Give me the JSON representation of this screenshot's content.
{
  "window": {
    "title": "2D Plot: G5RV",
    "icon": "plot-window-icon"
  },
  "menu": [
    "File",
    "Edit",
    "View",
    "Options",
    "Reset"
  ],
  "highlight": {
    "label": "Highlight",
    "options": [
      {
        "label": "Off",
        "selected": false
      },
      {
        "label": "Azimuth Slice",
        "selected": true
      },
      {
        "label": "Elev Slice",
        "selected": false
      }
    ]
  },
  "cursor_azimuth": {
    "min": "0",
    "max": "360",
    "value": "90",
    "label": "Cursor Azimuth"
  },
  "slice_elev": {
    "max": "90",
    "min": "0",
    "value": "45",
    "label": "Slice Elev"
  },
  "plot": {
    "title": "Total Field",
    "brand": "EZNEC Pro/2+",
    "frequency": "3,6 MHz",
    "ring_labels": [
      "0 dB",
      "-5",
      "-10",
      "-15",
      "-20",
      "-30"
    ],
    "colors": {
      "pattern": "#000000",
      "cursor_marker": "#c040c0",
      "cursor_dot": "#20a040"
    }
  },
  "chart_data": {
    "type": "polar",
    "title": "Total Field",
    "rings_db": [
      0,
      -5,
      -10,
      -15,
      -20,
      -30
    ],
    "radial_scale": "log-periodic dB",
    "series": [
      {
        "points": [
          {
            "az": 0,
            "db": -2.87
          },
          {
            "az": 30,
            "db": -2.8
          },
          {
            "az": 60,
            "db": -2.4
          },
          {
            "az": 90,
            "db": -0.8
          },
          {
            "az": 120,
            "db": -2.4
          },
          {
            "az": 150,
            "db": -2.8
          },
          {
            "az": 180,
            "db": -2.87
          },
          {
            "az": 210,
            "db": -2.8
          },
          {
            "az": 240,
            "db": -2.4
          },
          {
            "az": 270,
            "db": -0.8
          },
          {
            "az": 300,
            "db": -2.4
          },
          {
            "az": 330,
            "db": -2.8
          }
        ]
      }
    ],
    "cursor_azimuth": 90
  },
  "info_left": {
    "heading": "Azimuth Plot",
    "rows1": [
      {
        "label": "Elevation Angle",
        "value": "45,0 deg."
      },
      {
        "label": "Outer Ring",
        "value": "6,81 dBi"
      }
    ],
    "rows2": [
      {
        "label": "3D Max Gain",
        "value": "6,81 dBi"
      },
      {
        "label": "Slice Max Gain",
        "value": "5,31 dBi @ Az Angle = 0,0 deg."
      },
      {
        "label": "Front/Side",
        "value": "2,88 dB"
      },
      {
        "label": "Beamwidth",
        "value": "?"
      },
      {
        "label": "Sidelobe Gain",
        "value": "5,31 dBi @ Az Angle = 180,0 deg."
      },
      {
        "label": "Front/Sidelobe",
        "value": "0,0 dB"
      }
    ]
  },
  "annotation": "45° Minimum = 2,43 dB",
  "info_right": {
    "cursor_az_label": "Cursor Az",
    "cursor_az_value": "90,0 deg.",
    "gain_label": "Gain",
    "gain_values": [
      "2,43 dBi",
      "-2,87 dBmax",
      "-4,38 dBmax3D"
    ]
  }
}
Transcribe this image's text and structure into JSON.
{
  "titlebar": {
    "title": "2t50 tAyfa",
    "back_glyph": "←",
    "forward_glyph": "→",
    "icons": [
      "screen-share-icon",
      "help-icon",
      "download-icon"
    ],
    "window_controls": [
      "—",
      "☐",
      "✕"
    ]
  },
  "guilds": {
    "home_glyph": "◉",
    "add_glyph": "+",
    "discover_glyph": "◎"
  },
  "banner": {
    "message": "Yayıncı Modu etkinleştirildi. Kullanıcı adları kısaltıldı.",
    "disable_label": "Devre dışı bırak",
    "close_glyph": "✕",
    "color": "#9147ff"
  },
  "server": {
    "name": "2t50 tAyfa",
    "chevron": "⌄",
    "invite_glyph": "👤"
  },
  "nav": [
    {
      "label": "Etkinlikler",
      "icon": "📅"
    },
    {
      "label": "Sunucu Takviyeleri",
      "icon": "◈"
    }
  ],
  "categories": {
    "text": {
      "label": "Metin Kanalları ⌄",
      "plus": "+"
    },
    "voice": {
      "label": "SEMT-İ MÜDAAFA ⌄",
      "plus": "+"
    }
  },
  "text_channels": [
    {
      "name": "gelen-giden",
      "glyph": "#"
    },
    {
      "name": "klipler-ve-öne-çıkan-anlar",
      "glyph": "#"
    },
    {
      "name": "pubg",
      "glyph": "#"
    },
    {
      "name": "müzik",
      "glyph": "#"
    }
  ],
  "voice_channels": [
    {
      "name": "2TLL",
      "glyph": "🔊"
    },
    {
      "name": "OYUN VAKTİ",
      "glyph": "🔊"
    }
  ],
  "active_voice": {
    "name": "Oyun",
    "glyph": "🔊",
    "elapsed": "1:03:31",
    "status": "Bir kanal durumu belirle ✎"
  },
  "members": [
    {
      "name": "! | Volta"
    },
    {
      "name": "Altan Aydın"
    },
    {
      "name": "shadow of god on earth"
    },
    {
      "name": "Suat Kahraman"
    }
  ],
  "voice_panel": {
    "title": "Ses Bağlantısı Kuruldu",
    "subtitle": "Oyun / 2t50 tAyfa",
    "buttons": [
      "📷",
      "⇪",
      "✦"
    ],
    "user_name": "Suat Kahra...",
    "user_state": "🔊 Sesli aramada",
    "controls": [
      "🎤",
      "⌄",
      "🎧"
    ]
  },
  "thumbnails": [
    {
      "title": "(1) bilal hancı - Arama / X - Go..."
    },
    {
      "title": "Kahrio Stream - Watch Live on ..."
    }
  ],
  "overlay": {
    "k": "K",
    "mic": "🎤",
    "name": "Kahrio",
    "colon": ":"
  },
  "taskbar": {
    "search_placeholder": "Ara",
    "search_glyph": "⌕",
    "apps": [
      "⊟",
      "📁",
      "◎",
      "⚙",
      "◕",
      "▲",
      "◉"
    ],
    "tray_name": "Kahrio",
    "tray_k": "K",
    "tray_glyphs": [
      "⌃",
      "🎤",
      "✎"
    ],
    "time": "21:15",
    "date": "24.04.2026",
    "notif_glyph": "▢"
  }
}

====================

→ PROMPT:
Retype the listing. Match it exactly.

→ SOLUTION:
Give me the JSON representation of this screenshot's content.
{
  "window": {
    "title": "2D Plot: G5RV",
    "icon": "plot-window-icon"
  },
  "menu": [
    "File",
    "Edit",
    "View",
    "Options",
    "Reset"
  ],
  "highlight": {
    "label": "Highlight",
    "options": [
      {
        "label": "Off",
        "selected": false
      },
      {
        "label": "Azimuth Slice",
        "selected": true
      },
      {
        "label": "Elev Slice",
        "selected": false
      }
    ]
  },
  "cursor_azimuth": {
    "min": "0",
    "max": "360",
    "value": "90",
    "label": "Cursor Azimuth"
  },
  "slice_elev": {
    "max": "90",
    "min": "0",
    "value": "45",
    "label": "Slice Elev"
  },
  "plot": {
    "title": "Total Field",
    "brand": "EZNEC Pro/2+",
    "frequency": "3,6 MHz",
    "ring_labels": [
      "0 dB",
      "-5",
      "-10",
      "-15",
      "-20",
      "-30"
    ],
    "colors": {
      "pattern": "#000000",
      "cursor_marker": "#c040c0",
      "cursor_dot": "#20a040"
    }
  },
  "chart_data": {
    "type": "polar",
    "title": "Total Field",
    "rings_db": [
      0,
      -5,
      -10,
      -15,
      -20,
      -30
    ],
    "radial_scale": "log-periodic dB",
    "series": [
      {
        "points": [
          {
            "az": 0,
            "db": -2.87
          },
          {
            "az": 30,
            "db": -2.8
          },
          {
            "az": 60,
            "db": -2.4
          },
          {
            "az": 90,
            "db": -0.8
          },
          {
            "az": 120,
            "db": -2.4
          },
          {
            "az": 150,
            "db": -2.8
          },
          {
            "az": 180,
            "db": -2.87
          },
          {
            "az": 210,
            "db": -2.8
          },
          {
            "az": 240,
            "db": -2.4
          },
          {
            "az": 270,
            "db": -0.8
          },
          {
            "az": 300,
            "db": -2.4
          },
          {
            "az": 330,
            "db": -2.8
          }
        ]
      }
    ],
    "cursor_azimuth": 90
  },
  "info_left": {
    "heading": "Azimuth Plot",
    "rows1": [
      {
        "label": "Elevation Angle",
        "value": "45,0 deg."
      },
      {
        "label": "Outer Ring",
        "value": "6,81 dBi"
      }
    ],
    "rows2": [
      {
        "label": "3D Max Gain",
        "value": "6,81 dBi"
      },
      {
        "label": "Slice Max Gain",
        "value": "5,31 dBi @ Az Angle = 0,0 deg."
      },
      {
        "label": "Front/Side",
        "value": "2,88 dB"
      },
      {
        "label": "Beamwidth",
        "value": "?"
      },
      {
        "label": "Sidelobe Gain",
        "value": "5,31 dBi @ Az Angle = 180,0 deg."
      },
      {
        "label": "Front/Sidelobe",
        "value": "0,0 dB"
      }
    ]
  },
  "annotation": "45° Minimum = 2,43 dB",
  "info_right": {
    "cursor_az_label": "Cursor Az",
    "cursor_az_value": "90,0 deg.",
    "gain_label": "Gain",
    "gain_values": [
      "2,43 dBi",
      "-2,87 dBmax",
      "-4,38 dBmax3D"
    ]
  }
}
Transcribe this image's text and structure into JSON.
{
  "titlebar": {
    "title": "2t50 tAyfa",
    "back_glyph": "←",
    "forward_glyph": "→",
    "icons": [
      "screen-share-icon",
      "help-icon",
      "download-icon"
    ],
    "window_controls": [
      "—",
      "☐",
      "✕"
    ]
  },
  "guilds": {
    "home_glyph": "◉",
    "add_glyph": "+",
    "discover_glyph": "◎"
  },
  "banner": {
    "message": "Yayıncı Modu etkinleştirildi. Kullanıcı adları kısaltıldı.",
    "disable_label": "Devre dışı bırak",
    "close_glyph": "✕",
    "color": "#9147ff"
  },
  "server": {
    "name": "2t50 tAyfa",
    "chevron": "⌄",
    "invite_glyph": "👤"
  },
  "nav": [
    {
      "label": "Etkinlikler",
      "icon": "📅"
    },
    {
      "label": "Sunucu Takviyeleri",
      "icon": "◈"
    }
  ],
  "categories": {
    "text": {
      "label": "Metin Kanalları ⌄",
      "plus": "+"
    },
    "voice": {
      "label": "SEMT-İ MÜDAAFA ⌄",
      "plus": "+"
    }
  },
  "text_channels": [
    {
      "name": "gelen-giden",
      "glyph": "#"
    },
    {
      "name": "klipler-ve-öne-çıkan-anlar",
      "glyph": "#"
    },
    {
      "name": "pubg",
      "glyph": "#"
    },
    {
      "name": "müzik",
      "glyph": "#"
    }
  ],
  "voice_channels": [
    {
      "name": "2TLL",
      "glyph": "🔊"
    },
    {
      "name": "OYUN VAKTİ",
      "glyph": "🔊"
    }
  ],
  "active_voice": {
    "name": "Oyun",
    "glyph": "🔊",
    "elapsed": "1:03:31",
    "status": "Bir kanal durumu belirle ✎"
  },
  "members": [
    {
      "name": "! | Volta"
    },
    {
      "name": "Altan Aydın"
    },
    {
      "name": "shadow of god on earth"
    },
    {
      "name": "Suat Kahraman"
    }
  ],
  "voice_panel": {
    "title": "Ses Bağlantısı Kuruldu",
    "subtitle": "Oyun / 2t50 tAyfa",
    "buttons": [
      "📷",
      "⇪",
      "✦"
    ],
    "user_name": "Suat Kahra...",
    "user_state": "🔊 Sesli aramada",
    "controls": [
      "🎤",
      "⌄",
      "🎧"
    ]
  },
  "thumbnails": [
    {
      "title": "(1) bilal hancı - Arama / X - Go..."
    },
    {
      "title": "Kahrio Stream - Watch Live on ..."
    }
  ],
  "overlay": {
    "k": "K",
    "mic": "🎤",
    "name": "Kahrio",
    "colon": ":"
  },
  "taskbar": {
    "search_placeholder": "Ara",
    "search_glyph": "⌕",
    "apps": [
      "⊟",
      "📁",
      "◎",
      "⚙",
      "◕",
      "▲",
      "◉"
    ],
    "tray_name": "Kahrio",
    "tray_k": "K",
    "tray_glyphs": [
      "⌃",
      "🎤",
      "✎"
    ],
    "time": "21:15",
    "date": "24.04.2026",
    "notif_glyph": "▢"
  }
}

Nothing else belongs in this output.